* start Supplied data *

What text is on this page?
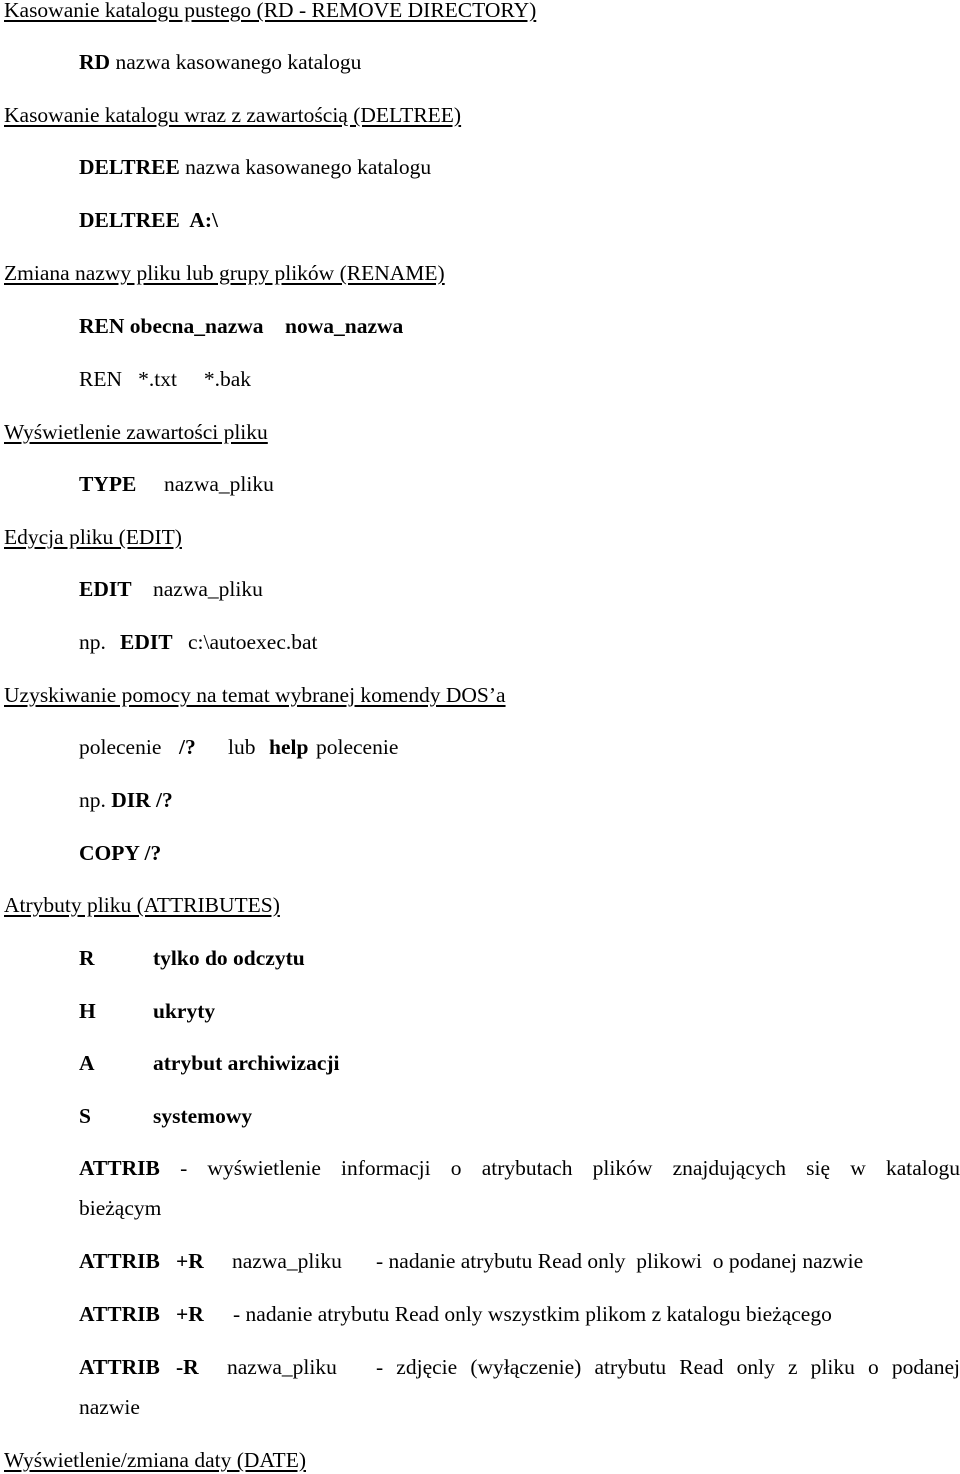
Kasowanie katalogu pustego (RD - REMOVE DIRECTORY)
RD nazwa kasowanego katalogu
Kasowanie katalogu wraz z zawartością (DELTREE)
DELTREE nazwa kasowanego katalogu
DELTREE  A:\
Zmiana nazwy pliku lub grupy plików (RENAME)
REN obecna_nazwa    nowa_nazwa
REN   *.txt     *.bak
Wyświetlenie zawartości pliku
TYPE nazwa_pliku
Edycja pliku (EDIT)
EDIT nazwa_pliku
np. EDIT c:\autoexec.bat
Uzyskiwanie pomocy na temat wybranej komendy DOS’a
polecenie /? lub help polecenie
np. DIR /?
COPY /?
Atrybuty pliku (ATTRIBUTES)
R	tylko do odczytu
H	ukryty
A	atrybut archiwizacji
S	systemowy
ATTRIB - wyświetlenie informacji o atrybutach plików znajdujących się w katalogu
bieżącym
ATTRIB   +R nazwa_pliku - nadanie atrybutu Read only  plikowi  o podanej nazwie
ATTRIB   +R - nadanie atrybutu Read only wszystkim plikom z katalogu bieżącego
ATTRIB   -R nazwa_pliku - zdjęcie (wyłączenie) atrybutu Read only z pliku o podanej
nazwie
Wyświetlenie/zmiana daty (DATE)
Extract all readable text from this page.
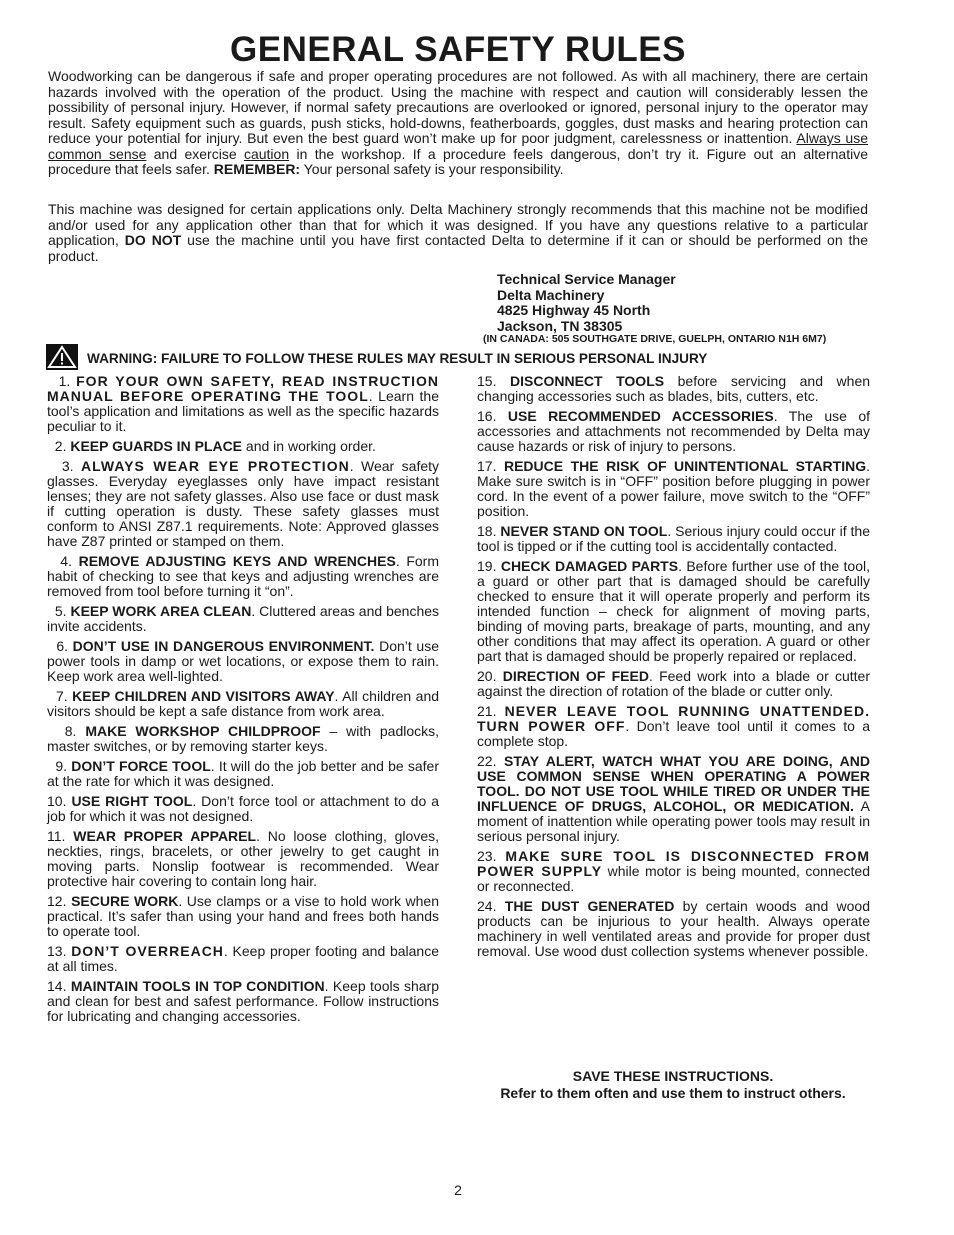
GENERAL SAFETY RULES

Woodworking can be dangerous if safe and proper operating procedures are not followed. As with all machinery, there are certain hazards involved with the operation of the product. Using the machine with respect and caution will considerably lessen the possibility of personal injury. However, if normal safety precautions are overlooked or ignored, personal injury to the operator may result. Safety equipment such as guards, push sticks, hold-downs, featherboards, goggles, dust masks and hearing protection can reduce your potential for injury. But even the best guard won’t make up for poor judgment, carelessness or inattention. Always use common sense and exercise caution in the workshop. If a procedure feels dangerous, don’t try it. Figure out an alternative procedure that feels safer. REMEMBER: Your personal safety is your responsibility.

This machine was designed for certain applications only. Delta Machinery strongly recommends that this machine not be modified and/or used for any application other than that for which it was designed. If you have any questions relative to a particular application, DO NOT use the machine until you have first contacted Delta to determine if it can or should be performed on the product.

Technical Service Manager
Delta Machinery
4825 Highway 45 North
Jackson, TN 38305
(IN CANADA: 505 SOUTHGATE DRIVE, GUELPH, ONTARIO N1H 6M7)
WARNING: FAILURE TO FOLLOW THESE RULES MAY RESULT IN SERIOUS PERSONAL INJURY

1. FOR YOUR OWN SAFETY, READ INSTRUCTION MANUAL BEFORE OPERATING THE TOOL. Learn the tool’s application and limitations as well as the specific hazards peculiar to it.

2. KEEP GUARDS IN PLACE and in working order.

3. ALWAYS WEAR EYE PROTECTION. Wear safety glasses. Everyday eyeglasses only have impact resistant lenses; they are not safety glasses. Also use face or dust mask if cutting operation is dusty. These safety glasses must conform to ANSI Z87.1 requirements. Note: Approved glasses have Z87 printed or stamped on them.

4. REMOVE ADJUSTING KEYS AND WRENCHES. Form habit of checking to see that keys and adjusting wrenches are removed from tool before turning it “on”.

5. KEEP WORK AREA CLEAN. Cluttered areas and benches invite accidents.

6. DON’T USE IN DANGEROUS ENVIRONMENT. Don’t use power tools in damp or wet locations, or expose them to rain. Keep work area well-lighted.

7. KEEP CHILDREN AND VISITORS AWAY. All children and visitors should be kept a safe distance from work area.

8. MAKE WORKSHOP CHILDPROOF – with padlocks, master switches, or by removing starter keys.

9. DON’T FORCE TOOL. It will do the job better and be safer at the rate for which it was designed.

10. USE RIGHT TOOL. Don’t force tool or attachment to do a job for which it was not designed.

11. WEAR PROPER APPAREL. No loose clothing, gloves, neckties, rings, bracelets, or other jewelry to get caught in moving parts. Nonslip footwear is recommended. Wear protective hair covering to contain long hair.

12. SECURE WORK. Use clamps or a vise to hold work when practical. It’s safer than using your hand and frees both hands to operate tool.

13. DON’T OVERREACH. Keep proper footing and balance at all times.

14. MAINTAIN TOOLS IN TOP CONDITION. Keep tools sharp and clean for best and safest performance. Follow instructions for lubricating and changing accessories.

15. DISCONNECT TOOLS before servicing and when changing accessories such as blades, bits, cutters, etc.

16. USE RECOMMENDED ACCESSORIES. The use of accessories and attachments not recommended by Delta may cause hazards or risk of injury to persons.

17. REDUCE THE RISK OF UNINTENTIONAL STARTING. Make sure switch is in “OFF” position before plugging in power cord. In the event of a power failure, move switch to the “OFF” position.

18. NEVER STAND ON TOOL. Serious injury could occur if the tool is tipped or if the cutting tool is accidentally contacted.

19. CHECK DAMAGED PARTS. Before further use of the tool, a guard or other part that is damaged should be carefully checked to ensure that it will operate properly and perform its intended function – check for alignment of moving parts, binding of moving parts, breakage of parts, mounting, and any other conditions that may affect its operation. A guard or other part that is damaged should be properly repaired or replaced.

20. DIRECTION OF FEED. Feed work into a blade or cutter against the direction of rotation of the blade or cutter only.

21. NEVER LEAVE TOOL RUNNING UNATTENDED. TURN POWER OFF. Don’t leave tool until it comes to a complete stop.

22. STAY ALERT, WATCH WHAT YOU ARE DOING, AND USE COMMON SENSE WHEN OPERATING A POWER TOOL. DO NOT USE TOOL WHILE TIRED OR UNDER THE INFLUENCE OF DRUGS, ALCOHOL, OR MEDICATION. A moment of inattention while operating power tools may result in serious personal injury.

23. MAKE SURE TOOL IS DISCONNECTED FROM POWER SUPPLY while motor is being mounted, connected or reconnected.

24. THE DUST GENERATED by certain woods and wood products can be injurious to your health. Always operate machinery in well ventilated areas and provide for proper dust removal. Use wood dust collection systems whenever possible.

SAVE THESE INSTRUCTIONS.
Refer to them often and use them to instruct others.
2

* end Supplied data *

### Task details
Leave out the pictures and restate everything else word for word.

### In response
What text is on this page?
Kasowanie katalogu pustego (RD - REMOVE DIRECTORY)
RD nazwa kasowanego katalogu
Kasowanie katalogu wraz z zawartością (DELTREE)
DELTREE nazwa kasowanego katalogu
DELTREE  A:\
Zmiana nazwy pliku lub grupy plików (RENAME)
REN obecna_nazwa    nowa_nazwa
REN   *.txt     *.bak
Wyświetlenie zawartości pliku
TYPE nazwa_pliku
Edycja pliku (EDIT)
EDIT nazwa_pliku
np. EDIT c:\autoexec.bat
Uzyskiwanie pomocy na temat wybranej komendy DOS’a
polecenie /? lub help polecenie
np. DIR /?
COPY /?
Atrybuty pliku (ATTRIBUTES)
R	tylko do odczytu
H	ukryty
A	atrybut archiwizacji
S	systemowy
ATTRIB - wyświetlenie informacji o atrybutach plików znajdujących się w katalogu
bieżącym
ATTRIB   +R nazwa_pliku - nadanie atrybutu Read only  plikowi  o podanej nazwie
ATTRIB   +R - nadanie atrybutu Read only wszystkim plikom z katalogu bieżącego
ATTRIB   -R nazwa_pliku - zdjęcie (wyłączenie) atrybutu Read only z pliku o podanej
nazwie
Wyświetlenie/zmiana daty (DATE)
Extract all readable text from this page.
GENERAL SAFETY RULES

Woodworking can be dangerous if safe and proper operating procedures are not followed. As with all machinery, there are certain hazards involved with the operation of the product. Using the machine with respect and caution will considerably lessen the possibility of personal injury. However, if normal safety precautions are overlooked or ignored, personal injury to the operator may result. Safety equipment such as guards, push sticks, hold-downs, featherboards, goggles, dust masks and hearing protection can reduce your potential for injury. But even the best guard won’t make up for poor judgment, carelessness or inattention. Always use common sense and exercise caution in the workshop. If a procedure feels dangerous, don’t try it. Figure out an alternative procedure that feels safer. REMEMBER: Your personal safety is your responsibility.

This machine was designed for certain applications only. Delta Machinery strongly recommends that this machine not be modified and/or used for any application other than that for which it was designed. If you have any questions relative to a particular application, DO NOT use the machine until you have first contacted Delta to determine if it can or should be performed on the product.

Technical Service Manager
Delta Machinery
4825 Highway 45 North
Jackson, TN 38305
(IN CANADA: 505 SOUTHGATE DRIVE, GUELPH, ONTARIO N1H 6M7)
WARNING: FAILURE TO FOLLOW THESE RULES MAY RESULT IN SERIOUS PERSONAL INJURY

1. FOR YOUR OWN SAFETY, READ INSTRUCTION MANUAL BEFORE OPERATING THE TOOL. Learn the tool’s application and limitations as well as the specific hazards peculiar to it.

2. KEEP GUARDS IN PLACE and in working order.

3. ALWAYS WEAR EYE PROTECTION. Wear safety glasses. Everyday eyeglasses only have impact resistant lenses; they are not safety glasses. Also use face or dust mask if cutting operation is dusty. These safety glasses must conform to ANSI Z87.1 requirements. Note: Approved glasses have Z87 printed or stamped on them.

4. REMOVE ADJUSTING KEYS AND WRENCHES. Form habit of checking to see that keys and adjusting wrenches are removed from tool before turning it “on”.

5. KEEP WORK AREA CLEAN. Cluttered areas and benches invite accidents.

6. DON’T USE IN DANGEROUS ENVIRONMENT. Don’t use power tools in damp or wet locations, or expose them to rain. Keep work area well-lighted.

7. KEEP CHILDREN AND VISITORS AWAY. All children and visitors should be kept a safe distance from work area.

8. MAKE WORKSHOP CHILDPROOF – with padlocks, master switches, or by removing starter keys.

9. DON’T FORCE TOOL. It will do the job better and be safer at the rate for which it was designed.

10. USE RIGHT TOOL. Don’t force tool or attachment to do a job for which it was not designed.

11. WEAR PROPER APPAREL. No loose clothing, gloves, neckties, rings, bracelets, or other jewelry to get caught in moving parts. Nonslip footwear is recommended. Wear protective hair covering to contain long hair.

12. SECURE WORK. Use clamps or a vise to hold work when practical. It’s safer than using your hand and frees both hands to operate tool.

13. DON’T OVERREACH. Keep proper footing and balance at all times.

14. MAINTAIN TOOLS IN TOP CONDITION. Keep tools sharp and clean for best and safest performance. Follow instructions for lubricating and changing accessories.

15. DISCONNECT TOOLS before servicing and when changing accessories such as blades, bits, cutters, etc.

16. USE RECOMMENDED ACCESSORIES. The use of accessories and attachments not recommended by Delta may cause hazards or risk of injury to persons.

17. REDUCE THE RISK OF UNINTENTIONAL STARTING. Make sure switch is in “OFF” position before plugging in power cord. In the event of a power failure, move switch to the “OFF” position.

18. NEVER STAND ON TOOL. Serious injury could occur if the tool is tipped or if the cutting tool is accidentally contacted.

19. CHECK DAMAGED PARTS. Before further use of the tool, a guard or other part that is damaged should be carefully checked to ensure that it will operate properly and perform its intended function – check for alignment of moving parts, binding of moving parts, breakage of parts, mounting, and any other conditions that may affect its operation. A guard or other part that is damaged should be properly repaired or replaced.

20. DIRECTION OF FEED. Feed work into a blade or cutter against the direction of rotation of the blade or cutter only.

21. NEVER LEAVE TOOL RUNNING UNATTENDED. TURN POWER OFF. Don’t leave tool until it comes to a complete stop.

22. STAY ALERT, WATCH WHAT YOU ARE DOING, AND USE COMMON SENSE WHEN OPERATING A POWER TOOL. DO NOT USE TOOL WHILE TIRED OR UNDER THE INFLUENCE OF DRUGS, ALCOHOL, OR MEDICATION. A moment of inattention while operating power tools may result in serious personal injury.

23. MAKE SURE TOOL IS DISCONNECTED FROM POWER SUPPLY while motor is being mounted, connected or reconnected.

24. THE DUST GENERATED by certain woods and wood products can be injurious to your health. Always operate machinery in well ventilated areas and provide for proper dust removal. Use wood dust collection systems whenever possible.

SAVE THESE INSTRUCTIONS.
Refer to them often and use them to instruct others.
2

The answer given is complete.